Stated problem
Pull out every line containing the string "between".

(Records contained in a dataset)
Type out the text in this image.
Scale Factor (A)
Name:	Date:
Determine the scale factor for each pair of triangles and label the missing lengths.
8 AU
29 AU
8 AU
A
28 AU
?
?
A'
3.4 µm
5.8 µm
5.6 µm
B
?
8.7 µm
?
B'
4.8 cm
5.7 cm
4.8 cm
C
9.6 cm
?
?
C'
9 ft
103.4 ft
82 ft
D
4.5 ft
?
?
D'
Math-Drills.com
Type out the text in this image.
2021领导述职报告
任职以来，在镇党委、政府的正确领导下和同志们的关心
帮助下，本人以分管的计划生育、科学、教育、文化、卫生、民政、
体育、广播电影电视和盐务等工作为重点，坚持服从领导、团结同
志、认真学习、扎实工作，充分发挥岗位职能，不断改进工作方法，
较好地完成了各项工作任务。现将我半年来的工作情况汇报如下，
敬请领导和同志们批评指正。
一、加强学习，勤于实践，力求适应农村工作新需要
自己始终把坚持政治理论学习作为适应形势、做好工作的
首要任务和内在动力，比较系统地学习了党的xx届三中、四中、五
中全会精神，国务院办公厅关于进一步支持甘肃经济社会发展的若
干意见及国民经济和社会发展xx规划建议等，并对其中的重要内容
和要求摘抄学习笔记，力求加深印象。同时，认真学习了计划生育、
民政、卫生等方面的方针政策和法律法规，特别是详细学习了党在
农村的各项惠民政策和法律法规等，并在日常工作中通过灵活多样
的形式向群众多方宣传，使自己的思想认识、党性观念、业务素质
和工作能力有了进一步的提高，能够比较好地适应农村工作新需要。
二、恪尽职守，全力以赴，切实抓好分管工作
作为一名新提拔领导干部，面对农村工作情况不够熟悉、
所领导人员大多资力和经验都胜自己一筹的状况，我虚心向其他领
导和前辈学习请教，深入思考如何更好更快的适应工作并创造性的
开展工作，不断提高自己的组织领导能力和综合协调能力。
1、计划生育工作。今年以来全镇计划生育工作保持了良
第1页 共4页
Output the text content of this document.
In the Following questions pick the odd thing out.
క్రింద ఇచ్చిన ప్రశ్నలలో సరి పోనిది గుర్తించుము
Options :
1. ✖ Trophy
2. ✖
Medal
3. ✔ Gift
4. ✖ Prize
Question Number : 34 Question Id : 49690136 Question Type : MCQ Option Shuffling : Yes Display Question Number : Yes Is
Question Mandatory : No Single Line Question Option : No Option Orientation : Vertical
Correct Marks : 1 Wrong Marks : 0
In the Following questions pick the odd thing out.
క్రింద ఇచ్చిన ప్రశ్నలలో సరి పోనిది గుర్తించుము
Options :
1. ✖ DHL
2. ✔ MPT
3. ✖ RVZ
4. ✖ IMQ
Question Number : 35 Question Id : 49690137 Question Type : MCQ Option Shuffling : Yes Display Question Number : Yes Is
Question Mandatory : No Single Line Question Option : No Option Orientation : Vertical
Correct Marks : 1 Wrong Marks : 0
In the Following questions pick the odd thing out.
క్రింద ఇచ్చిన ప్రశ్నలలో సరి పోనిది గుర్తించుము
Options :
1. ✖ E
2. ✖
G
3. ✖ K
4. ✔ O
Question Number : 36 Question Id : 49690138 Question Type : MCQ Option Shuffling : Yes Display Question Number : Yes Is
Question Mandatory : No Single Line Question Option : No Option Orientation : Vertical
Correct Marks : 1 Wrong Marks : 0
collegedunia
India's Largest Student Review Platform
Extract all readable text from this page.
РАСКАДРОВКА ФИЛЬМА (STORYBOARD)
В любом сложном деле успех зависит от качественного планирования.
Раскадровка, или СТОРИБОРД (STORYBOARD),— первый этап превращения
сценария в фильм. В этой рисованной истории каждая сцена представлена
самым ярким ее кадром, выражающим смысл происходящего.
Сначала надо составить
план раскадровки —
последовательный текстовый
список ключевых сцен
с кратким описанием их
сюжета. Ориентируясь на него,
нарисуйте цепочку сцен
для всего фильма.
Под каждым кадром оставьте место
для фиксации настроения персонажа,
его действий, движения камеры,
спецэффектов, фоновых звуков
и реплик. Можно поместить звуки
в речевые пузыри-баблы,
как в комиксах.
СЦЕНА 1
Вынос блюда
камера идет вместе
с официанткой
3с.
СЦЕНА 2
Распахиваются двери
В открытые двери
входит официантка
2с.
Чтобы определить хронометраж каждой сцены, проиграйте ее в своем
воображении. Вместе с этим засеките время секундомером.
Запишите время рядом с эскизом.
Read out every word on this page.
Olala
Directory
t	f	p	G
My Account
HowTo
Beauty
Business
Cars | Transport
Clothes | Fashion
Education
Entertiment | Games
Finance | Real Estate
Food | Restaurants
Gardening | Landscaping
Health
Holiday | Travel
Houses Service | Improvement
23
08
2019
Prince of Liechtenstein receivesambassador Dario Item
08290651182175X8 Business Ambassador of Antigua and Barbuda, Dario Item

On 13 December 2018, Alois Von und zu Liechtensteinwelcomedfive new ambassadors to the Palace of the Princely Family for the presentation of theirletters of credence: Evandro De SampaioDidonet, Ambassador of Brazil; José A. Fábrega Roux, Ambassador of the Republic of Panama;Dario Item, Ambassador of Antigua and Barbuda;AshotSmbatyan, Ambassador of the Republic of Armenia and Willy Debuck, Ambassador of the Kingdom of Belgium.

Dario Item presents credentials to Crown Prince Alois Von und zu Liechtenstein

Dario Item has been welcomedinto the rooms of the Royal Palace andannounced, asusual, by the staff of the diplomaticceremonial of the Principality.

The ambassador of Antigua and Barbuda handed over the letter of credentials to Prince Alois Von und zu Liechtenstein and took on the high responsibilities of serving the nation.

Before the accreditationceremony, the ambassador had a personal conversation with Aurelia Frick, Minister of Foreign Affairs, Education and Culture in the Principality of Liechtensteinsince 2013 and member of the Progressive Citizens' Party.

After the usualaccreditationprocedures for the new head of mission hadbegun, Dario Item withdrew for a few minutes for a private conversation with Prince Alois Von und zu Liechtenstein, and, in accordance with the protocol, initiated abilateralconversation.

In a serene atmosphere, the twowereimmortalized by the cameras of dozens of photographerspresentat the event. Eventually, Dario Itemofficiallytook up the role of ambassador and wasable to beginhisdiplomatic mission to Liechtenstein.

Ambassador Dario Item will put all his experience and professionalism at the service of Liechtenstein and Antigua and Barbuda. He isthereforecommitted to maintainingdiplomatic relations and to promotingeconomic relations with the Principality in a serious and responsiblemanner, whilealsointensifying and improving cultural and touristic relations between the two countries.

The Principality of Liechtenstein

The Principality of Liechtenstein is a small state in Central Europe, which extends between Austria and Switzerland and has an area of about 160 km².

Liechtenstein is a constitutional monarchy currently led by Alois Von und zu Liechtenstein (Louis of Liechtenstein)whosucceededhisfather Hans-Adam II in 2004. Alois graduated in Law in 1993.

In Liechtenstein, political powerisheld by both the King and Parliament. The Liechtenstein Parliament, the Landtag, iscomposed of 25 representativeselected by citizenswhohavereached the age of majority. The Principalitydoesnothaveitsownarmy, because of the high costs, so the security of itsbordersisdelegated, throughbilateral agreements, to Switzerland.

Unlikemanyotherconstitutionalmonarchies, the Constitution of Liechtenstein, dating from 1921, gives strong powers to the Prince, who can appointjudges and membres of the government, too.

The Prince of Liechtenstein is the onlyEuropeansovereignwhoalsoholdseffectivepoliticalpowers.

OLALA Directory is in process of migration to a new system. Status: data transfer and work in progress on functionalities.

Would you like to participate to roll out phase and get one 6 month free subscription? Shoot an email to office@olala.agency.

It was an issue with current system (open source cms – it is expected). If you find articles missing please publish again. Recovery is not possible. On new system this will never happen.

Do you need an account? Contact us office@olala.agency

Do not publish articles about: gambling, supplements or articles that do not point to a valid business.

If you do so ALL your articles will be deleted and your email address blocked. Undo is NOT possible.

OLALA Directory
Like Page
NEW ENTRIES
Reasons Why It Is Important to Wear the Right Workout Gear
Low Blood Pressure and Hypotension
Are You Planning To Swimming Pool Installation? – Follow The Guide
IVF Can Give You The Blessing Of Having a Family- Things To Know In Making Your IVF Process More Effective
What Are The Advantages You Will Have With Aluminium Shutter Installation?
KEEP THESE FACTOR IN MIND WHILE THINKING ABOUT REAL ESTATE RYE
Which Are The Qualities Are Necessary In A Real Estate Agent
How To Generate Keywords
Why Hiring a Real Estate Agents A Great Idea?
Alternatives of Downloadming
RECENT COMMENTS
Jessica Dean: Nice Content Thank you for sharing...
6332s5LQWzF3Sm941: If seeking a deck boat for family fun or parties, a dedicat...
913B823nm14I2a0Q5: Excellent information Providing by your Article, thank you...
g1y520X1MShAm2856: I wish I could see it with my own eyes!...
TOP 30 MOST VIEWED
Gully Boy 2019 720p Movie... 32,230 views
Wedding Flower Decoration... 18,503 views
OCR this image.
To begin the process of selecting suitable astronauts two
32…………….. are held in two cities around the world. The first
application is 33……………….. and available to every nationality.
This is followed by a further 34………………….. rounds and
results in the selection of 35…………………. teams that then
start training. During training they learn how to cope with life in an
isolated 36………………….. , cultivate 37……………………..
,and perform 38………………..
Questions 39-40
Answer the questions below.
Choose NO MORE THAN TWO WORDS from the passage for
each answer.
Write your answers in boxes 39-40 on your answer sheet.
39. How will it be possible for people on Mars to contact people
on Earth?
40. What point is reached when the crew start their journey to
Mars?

The result
Ambassador Dario Item will put all his experience and professionalism at the service of Liechtenstein and Antigua and Barbuda. He isthereforecommitted to maintainingdiplomatic relations and to promotingeconomic relations with the Principality in a serious and responsiblemanner, whilealsointensifying and improving cultural and touristic relations between the two countries.
The Principality of Liechtenstein is a small state in Central Europe, which extends between Austria and Switzerland and has an area of about 160 km².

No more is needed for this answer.